- STORED RECORDS -
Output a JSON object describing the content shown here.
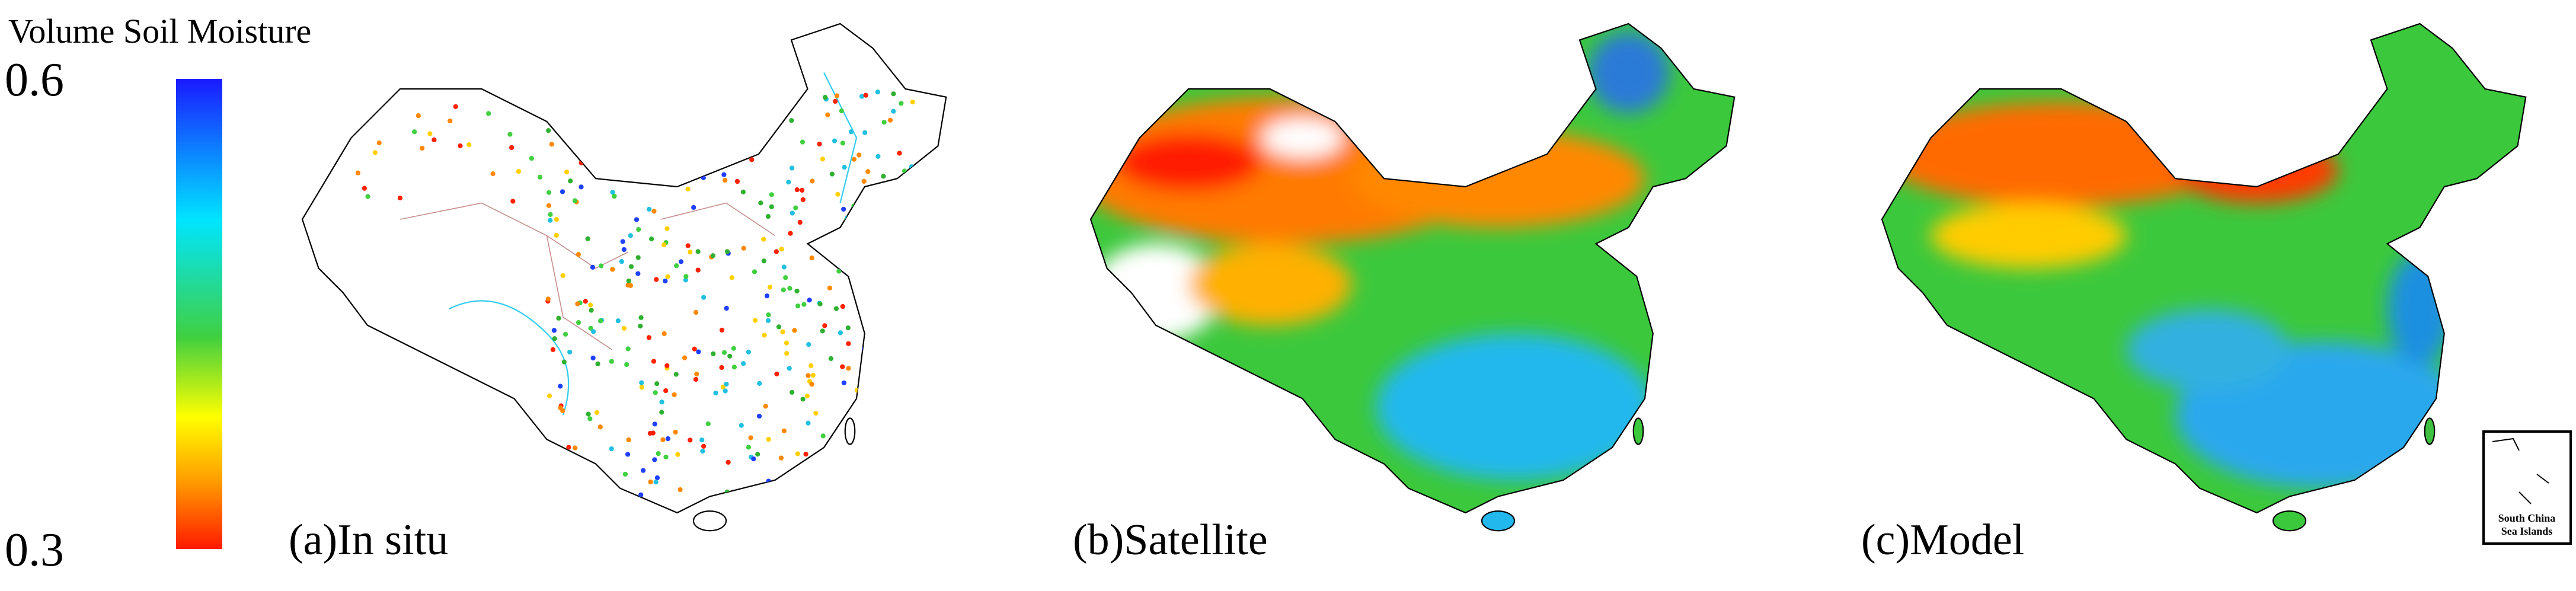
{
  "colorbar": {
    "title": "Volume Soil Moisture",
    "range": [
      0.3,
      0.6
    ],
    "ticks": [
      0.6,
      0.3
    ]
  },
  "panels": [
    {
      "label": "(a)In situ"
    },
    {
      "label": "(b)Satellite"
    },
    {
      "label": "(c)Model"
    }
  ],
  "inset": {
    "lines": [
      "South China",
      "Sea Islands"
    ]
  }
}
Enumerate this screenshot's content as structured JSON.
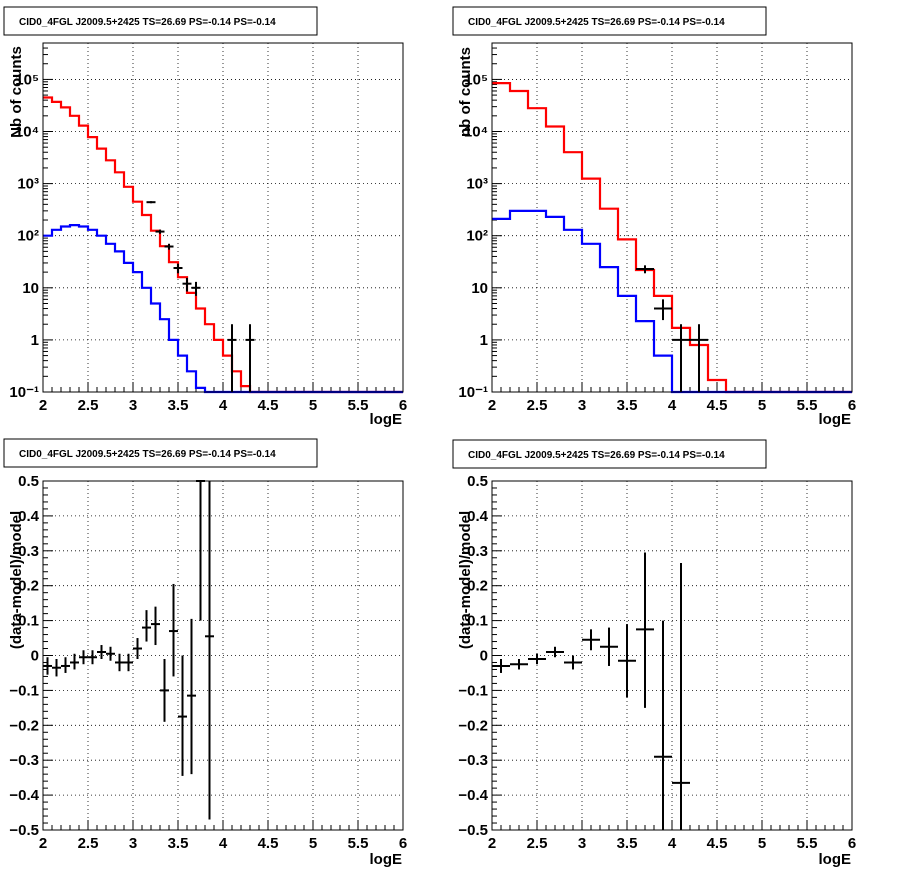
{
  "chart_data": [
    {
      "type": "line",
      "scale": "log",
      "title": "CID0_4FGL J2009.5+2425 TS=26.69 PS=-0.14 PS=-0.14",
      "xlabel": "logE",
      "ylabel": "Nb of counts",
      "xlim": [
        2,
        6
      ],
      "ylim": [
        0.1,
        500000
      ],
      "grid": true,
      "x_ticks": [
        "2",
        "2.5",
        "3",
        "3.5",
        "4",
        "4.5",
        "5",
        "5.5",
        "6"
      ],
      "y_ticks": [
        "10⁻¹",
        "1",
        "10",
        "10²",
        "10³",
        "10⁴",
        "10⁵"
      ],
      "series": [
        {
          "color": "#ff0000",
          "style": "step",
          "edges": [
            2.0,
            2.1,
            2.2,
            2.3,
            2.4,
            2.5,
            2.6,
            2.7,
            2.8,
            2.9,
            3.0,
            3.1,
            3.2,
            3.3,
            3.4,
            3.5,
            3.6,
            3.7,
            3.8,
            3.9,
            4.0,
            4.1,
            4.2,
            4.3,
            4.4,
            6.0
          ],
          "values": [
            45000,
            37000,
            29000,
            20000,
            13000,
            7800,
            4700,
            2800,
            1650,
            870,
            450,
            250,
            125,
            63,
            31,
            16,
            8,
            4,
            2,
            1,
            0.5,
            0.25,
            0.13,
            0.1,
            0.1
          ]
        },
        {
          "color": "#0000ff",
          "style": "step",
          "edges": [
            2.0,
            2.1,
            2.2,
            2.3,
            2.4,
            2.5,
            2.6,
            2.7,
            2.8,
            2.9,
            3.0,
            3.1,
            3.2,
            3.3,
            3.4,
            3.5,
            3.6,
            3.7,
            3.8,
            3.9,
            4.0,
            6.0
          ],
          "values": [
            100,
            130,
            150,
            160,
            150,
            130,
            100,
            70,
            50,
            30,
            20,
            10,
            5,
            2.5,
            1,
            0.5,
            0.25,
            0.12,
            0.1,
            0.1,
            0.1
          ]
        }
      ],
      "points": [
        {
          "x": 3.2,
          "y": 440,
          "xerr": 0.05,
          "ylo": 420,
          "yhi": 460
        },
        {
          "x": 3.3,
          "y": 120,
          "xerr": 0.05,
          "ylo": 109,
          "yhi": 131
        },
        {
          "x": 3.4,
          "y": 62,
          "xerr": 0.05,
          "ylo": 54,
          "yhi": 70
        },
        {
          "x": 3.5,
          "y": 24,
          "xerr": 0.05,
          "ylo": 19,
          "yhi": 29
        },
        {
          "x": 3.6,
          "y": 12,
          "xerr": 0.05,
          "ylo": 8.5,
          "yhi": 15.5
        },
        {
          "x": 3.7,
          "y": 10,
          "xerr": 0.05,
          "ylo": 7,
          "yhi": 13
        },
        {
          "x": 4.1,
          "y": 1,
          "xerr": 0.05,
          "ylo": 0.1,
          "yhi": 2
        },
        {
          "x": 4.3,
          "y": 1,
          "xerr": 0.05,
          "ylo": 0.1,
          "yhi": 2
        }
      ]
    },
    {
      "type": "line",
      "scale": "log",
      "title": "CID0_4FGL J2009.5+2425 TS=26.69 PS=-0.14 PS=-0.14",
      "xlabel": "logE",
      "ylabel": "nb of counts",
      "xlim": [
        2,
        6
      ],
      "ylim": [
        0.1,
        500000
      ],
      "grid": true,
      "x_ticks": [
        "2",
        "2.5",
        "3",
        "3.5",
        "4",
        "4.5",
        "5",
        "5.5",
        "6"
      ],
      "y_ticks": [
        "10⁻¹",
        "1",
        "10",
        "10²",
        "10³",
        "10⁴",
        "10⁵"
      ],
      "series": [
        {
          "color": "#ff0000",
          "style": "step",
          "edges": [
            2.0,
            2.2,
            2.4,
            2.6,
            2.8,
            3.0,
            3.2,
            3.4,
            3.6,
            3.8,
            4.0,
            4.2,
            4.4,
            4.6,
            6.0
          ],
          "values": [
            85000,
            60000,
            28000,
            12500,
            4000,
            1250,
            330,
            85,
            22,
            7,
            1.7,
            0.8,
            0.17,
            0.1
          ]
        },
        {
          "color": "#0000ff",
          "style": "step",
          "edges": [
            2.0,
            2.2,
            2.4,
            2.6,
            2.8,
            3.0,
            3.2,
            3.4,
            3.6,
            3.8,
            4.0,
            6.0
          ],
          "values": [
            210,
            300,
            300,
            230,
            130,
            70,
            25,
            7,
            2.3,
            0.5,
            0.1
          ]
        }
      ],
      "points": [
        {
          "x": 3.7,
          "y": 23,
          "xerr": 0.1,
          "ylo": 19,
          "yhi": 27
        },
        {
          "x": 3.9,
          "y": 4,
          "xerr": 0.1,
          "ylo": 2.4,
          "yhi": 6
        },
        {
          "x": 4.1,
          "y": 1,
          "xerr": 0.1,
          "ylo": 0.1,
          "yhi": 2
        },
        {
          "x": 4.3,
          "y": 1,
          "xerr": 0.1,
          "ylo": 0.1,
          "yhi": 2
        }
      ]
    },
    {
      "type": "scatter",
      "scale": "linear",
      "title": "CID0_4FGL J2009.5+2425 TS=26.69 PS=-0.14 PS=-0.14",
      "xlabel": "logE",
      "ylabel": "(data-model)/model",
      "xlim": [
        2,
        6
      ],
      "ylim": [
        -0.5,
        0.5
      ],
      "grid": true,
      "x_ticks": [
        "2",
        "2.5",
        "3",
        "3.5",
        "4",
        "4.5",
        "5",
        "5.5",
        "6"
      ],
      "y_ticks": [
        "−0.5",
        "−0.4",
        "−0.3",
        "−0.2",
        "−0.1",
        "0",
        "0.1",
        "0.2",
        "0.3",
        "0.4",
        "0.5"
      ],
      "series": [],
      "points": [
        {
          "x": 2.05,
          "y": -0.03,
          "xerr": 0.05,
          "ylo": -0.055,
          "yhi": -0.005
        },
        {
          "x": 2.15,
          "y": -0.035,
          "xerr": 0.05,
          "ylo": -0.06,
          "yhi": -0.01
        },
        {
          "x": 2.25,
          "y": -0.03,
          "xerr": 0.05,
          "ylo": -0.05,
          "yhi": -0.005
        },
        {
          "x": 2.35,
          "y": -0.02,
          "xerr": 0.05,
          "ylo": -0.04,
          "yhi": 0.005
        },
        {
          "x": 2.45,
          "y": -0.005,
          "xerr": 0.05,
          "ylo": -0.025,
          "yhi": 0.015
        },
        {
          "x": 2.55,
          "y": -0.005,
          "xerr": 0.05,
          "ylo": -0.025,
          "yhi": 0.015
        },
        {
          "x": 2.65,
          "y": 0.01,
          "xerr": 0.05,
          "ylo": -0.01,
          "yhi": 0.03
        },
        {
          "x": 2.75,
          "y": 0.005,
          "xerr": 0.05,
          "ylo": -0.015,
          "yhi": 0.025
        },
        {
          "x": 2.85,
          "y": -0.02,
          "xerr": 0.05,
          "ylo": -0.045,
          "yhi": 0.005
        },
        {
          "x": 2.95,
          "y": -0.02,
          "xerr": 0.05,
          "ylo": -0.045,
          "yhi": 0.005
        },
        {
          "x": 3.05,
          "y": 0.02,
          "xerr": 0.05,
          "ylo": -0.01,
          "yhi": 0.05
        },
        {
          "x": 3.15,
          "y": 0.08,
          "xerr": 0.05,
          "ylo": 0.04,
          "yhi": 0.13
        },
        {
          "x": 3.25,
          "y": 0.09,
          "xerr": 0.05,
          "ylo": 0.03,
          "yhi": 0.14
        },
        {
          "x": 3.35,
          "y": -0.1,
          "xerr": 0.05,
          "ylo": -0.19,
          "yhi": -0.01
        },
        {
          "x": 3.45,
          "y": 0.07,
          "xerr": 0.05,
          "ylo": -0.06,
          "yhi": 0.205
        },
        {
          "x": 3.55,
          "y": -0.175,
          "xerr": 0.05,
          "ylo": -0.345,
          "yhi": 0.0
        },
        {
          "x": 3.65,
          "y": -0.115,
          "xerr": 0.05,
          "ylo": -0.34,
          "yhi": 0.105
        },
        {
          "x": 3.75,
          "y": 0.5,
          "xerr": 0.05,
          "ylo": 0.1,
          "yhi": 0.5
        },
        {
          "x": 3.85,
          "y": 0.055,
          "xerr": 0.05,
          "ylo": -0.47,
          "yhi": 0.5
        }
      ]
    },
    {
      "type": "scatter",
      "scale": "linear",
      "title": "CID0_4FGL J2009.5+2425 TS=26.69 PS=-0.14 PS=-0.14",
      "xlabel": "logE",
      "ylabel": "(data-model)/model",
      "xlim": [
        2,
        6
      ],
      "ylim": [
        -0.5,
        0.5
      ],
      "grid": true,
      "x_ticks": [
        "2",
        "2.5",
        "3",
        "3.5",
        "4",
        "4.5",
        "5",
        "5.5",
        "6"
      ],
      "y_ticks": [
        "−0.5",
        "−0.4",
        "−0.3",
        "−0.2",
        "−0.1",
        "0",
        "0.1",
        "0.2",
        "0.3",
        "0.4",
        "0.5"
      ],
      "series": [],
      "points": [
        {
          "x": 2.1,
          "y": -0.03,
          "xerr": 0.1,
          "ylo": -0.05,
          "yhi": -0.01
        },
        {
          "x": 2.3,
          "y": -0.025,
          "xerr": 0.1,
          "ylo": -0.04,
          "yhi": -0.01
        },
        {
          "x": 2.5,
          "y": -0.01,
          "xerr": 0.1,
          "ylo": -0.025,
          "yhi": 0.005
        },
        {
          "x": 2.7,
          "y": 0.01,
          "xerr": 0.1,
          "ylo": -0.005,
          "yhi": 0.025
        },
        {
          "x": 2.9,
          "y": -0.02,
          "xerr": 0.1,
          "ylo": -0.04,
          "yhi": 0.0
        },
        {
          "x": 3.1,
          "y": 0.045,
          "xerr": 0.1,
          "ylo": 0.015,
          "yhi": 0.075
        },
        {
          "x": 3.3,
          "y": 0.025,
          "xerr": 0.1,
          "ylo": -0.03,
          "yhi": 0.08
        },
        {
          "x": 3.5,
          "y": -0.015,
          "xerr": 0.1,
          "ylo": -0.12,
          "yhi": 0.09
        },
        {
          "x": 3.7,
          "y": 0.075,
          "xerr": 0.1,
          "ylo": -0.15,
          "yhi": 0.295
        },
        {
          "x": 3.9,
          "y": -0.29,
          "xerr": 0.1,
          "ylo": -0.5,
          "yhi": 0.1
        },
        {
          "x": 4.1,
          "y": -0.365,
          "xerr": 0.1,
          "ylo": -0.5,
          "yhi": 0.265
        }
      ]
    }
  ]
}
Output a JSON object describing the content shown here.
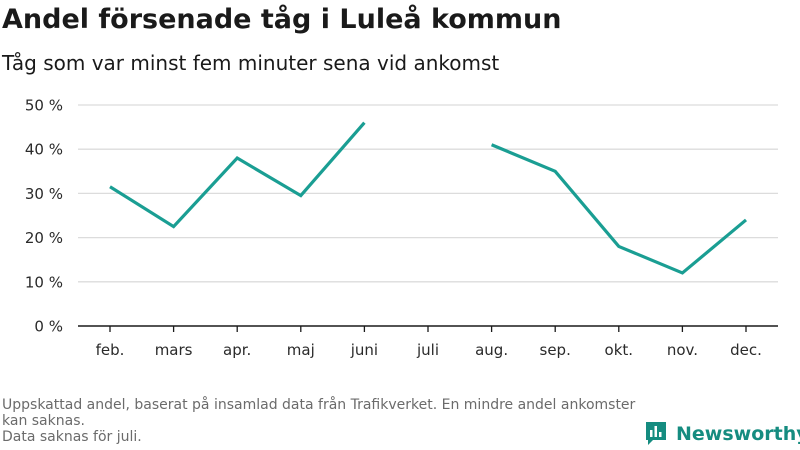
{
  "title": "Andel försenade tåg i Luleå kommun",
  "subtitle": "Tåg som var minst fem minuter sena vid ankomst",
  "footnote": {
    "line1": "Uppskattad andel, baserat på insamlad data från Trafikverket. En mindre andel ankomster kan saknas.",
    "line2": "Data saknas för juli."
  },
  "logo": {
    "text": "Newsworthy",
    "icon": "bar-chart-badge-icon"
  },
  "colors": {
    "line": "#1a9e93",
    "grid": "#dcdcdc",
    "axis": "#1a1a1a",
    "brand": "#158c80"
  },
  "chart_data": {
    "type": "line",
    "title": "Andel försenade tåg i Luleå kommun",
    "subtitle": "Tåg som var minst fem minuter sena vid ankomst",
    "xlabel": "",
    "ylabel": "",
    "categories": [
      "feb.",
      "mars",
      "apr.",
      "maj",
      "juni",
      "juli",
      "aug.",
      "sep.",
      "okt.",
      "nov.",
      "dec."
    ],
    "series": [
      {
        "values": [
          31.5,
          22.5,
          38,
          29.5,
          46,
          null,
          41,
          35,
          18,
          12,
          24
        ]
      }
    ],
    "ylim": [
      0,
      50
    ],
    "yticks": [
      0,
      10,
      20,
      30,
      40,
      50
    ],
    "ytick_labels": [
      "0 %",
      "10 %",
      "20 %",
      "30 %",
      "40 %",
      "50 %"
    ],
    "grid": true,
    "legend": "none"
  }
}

- PROBLEM REQUIREMENTS -
Go through the records and gather the lines that hold "kommun".

- EXERCISE SOLUTION -
  "title": "Andel försenade tåg i Luleå kommun",
    "title": "Andel försenade tåg i Luleå kommun",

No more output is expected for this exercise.